Düşünürler boşuna ‘yaşadığımız dünya önce dilde kurulur’ dememiş. Dil yaşayan, gelişen bir varlık. Milletin ortak malı sosyal bir müessese. Kültürümüzün ana bileşeni en temel özelliği dildir. Onun üzerine diğer tüm edinimler gelir oturur, yerleşir… Konuğum Mustafa Topaloğlu, dil konusunda ustalaşan bir halk kültürü araştırmacısıdır. O buna kendince ‘Halk Bilgisi’ de demektedir. Çalışmalarını bu güne değin 2014-2018 yılları arasında çıkardığı üç kitapta toplamıştır. Fakat bu alanda yayımlanmayı bekleyen üç kitap dosyası daha bulunmaktadır. ‘Gönül Defteri’ bir sonraki yayımlanacak kitabının adıdır.
Belirli bir toprak parçası üzerinde yaşayan bir halkın, kendisine has hayat anlayışına, dünya görüşüne, yaşayış tarzına ve ortak değerlerinin hepsine birden halk kültürü denir ki içinde elbette müziğe de örf, adet geleneklere de yer vardır. Doğduğu yer olan, Oğulcuk Köyü’nden ( Boğazlıyan- Yozgat) başlayarak, insana dair hallerin, yaşanmışlıkların unutulmasına Topaloğlu’nun gönlü razı olmaz.
O buna, Nazım’ın ölümsüz eseri ‘Memleketimden İnsan Manzaraları’ ile Mahmut Makal’ın ‘Bizim Köy’ eserlerinin başlıklarından yola çıkarak ‘Bizim Köyden İnsan Manzaraları’ adını vermiştir. İçinde öykücükler, anılar, şiirler, türküler…Söyleşi tadında denemeler, değinmeler, eleştiriler bulunmaktadır. Zamanının büyük bölümünü işte bu halk kültürü çalışmalarına adamıştır. Halk kültürü için; “ Bizi biz eden değerler silsilesidir. Halk kültürünün özünden sapmaması lazım” görüşünü dile getirir.
Mustafa Topaloğlu’nun çabaları karşılıksız da kalmıyor hani. 2017’de merkezi Osmaniye ilimizde bulunan Halk Bilimleri Kültür Akademisi tarafından düzenlenen bir yarışmada ‘Şarkışlalı Aşık Serdari’ ile ilgili bir araştırması birincilik ödülü kazandı.

■ Yapılacak görev
Sayfa alıntısına göre Mustafa Topaloğlu'nun bir sonraki yayımlanacak kitabının adını yazın.

■ Veri kümesi kesiti
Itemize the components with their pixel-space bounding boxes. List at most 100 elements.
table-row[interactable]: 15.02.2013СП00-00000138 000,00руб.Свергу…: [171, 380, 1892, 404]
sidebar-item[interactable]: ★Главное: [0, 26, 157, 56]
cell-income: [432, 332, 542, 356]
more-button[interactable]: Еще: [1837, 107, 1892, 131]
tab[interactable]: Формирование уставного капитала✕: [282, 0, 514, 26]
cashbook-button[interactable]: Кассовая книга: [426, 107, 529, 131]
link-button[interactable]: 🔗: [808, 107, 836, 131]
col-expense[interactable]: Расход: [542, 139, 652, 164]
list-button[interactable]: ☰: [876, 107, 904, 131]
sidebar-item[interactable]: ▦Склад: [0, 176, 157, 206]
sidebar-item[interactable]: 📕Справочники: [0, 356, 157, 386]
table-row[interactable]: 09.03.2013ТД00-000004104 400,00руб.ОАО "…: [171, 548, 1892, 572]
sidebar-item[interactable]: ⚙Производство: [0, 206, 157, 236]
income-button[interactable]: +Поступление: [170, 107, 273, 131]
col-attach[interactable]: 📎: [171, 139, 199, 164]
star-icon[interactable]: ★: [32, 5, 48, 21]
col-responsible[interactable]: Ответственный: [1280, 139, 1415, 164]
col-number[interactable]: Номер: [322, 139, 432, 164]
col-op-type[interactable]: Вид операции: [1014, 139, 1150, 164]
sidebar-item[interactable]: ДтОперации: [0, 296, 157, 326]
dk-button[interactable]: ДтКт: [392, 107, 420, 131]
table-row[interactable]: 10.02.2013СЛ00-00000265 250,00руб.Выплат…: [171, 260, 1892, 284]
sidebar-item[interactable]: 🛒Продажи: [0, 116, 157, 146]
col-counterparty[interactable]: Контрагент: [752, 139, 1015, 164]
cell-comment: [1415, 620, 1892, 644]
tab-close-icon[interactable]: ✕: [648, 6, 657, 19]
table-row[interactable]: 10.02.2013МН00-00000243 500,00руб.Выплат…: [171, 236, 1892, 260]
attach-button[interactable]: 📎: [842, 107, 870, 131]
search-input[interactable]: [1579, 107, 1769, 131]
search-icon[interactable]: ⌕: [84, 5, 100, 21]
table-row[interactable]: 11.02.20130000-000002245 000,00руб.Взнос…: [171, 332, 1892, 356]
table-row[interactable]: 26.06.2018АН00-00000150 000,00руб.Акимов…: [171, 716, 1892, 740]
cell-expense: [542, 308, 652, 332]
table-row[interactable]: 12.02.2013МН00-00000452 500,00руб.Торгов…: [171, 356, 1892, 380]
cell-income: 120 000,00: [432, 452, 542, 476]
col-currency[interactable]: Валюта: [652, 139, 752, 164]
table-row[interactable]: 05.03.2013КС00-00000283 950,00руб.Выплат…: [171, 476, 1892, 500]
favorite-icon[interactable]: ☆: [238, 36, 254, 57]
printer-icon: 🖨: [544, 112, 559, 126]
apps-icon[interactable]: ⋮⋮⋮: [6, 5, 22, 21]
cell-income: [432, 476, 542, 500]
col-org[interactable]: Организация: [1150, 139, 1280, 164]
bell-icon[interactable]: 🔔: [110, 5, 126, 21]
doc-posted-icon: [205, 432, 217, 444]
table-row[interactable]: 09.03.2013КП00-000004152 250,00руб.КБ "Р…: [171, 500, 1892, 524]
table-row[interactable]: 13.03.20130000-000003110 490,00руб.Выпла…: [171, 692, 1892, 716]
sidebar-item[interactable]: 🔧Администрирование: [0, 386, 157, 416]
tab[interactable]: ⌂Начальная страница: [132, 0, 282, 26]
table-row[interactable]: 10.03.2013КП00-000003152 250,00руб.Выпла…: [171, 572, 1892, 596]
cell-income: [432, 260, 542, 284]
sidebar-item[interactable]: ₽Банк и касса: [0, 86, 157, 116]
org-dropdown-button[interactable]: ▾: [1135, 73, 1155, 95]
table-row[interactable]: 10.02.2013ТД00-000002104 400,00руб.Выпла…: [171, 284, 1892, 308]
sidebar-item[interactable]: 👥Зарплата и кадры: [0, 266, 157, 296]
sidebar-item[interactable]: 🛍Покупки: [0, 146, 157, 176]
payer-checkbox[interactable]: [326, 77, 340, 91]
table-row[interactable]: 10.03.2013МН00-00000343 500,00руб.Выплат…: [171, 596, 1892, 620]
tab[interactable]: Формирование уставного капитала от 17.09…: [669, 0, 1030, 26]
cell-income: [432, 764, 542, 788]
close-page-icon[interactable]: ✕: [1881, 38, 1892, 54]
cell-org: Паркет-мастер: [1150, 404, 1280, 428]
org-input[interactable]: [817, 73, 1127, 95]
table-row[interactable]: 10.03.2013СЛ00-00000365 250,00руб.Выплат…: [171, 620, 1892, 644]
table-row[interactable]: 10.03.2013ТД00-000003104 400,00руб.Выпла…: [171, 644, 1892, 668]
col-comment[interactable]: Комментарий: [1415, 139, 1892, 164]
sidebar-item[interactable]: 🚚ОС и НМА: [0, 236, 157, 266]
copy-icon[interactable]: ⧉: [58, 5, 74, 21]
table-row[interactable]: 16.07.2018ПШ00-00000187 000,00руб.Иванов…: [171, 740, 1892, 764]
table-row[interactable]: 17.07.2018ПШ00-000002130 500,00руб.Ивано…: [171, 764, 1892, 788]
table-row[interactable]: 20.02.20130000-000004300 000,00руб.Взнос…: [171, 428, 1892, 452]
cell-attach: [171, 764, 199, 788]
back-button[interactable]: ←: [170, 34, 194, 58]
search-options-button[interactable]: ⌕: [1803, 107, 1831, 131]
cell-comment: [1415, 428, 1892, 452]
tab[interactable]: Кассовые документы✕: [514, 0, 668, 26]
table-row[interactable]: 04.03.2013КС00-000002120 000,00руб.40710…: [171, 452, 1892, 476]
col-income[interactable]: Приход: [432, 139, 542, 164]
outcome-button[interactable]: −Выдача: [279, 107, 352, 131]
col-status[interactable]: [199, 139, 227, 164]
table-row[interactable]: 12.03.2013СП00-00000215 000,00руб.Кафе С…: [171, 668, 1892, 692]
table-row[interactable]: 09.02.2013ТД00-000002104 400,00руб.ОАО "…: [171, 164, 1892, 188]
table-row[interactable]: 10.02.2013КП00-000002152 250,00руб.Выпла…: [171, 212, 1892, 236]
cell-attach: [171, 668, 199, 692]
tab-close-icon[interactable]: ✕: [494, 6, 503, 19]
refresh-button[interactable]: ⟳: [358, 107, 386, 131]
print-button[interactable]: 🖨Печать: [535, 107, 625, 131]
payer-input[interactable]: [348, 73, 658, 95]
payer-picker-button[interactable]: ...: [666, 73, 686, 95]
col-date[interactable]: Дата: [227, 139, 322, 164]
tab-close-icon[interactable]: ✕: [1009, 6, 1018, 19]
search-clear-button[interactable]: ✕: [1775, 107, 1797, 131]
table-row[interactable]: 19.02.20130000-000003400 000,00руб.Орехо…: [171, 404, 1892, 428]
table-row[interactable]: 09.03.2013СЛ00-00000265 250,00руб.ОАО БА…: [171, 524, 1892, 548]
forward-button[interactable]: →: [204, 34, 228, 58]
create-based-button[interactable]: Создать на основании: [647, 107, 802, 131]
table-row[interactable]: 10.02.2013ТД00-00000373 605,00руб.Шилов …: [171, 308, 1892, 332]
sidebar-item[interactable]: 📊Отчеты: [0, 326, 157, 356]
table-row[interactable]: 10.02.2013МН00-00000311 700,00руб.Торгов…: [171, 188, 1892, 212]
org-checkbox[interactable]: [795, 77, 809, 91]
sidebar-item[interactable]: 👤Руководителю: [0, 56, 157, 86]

■ Görev çıktısı
Gönül Defteri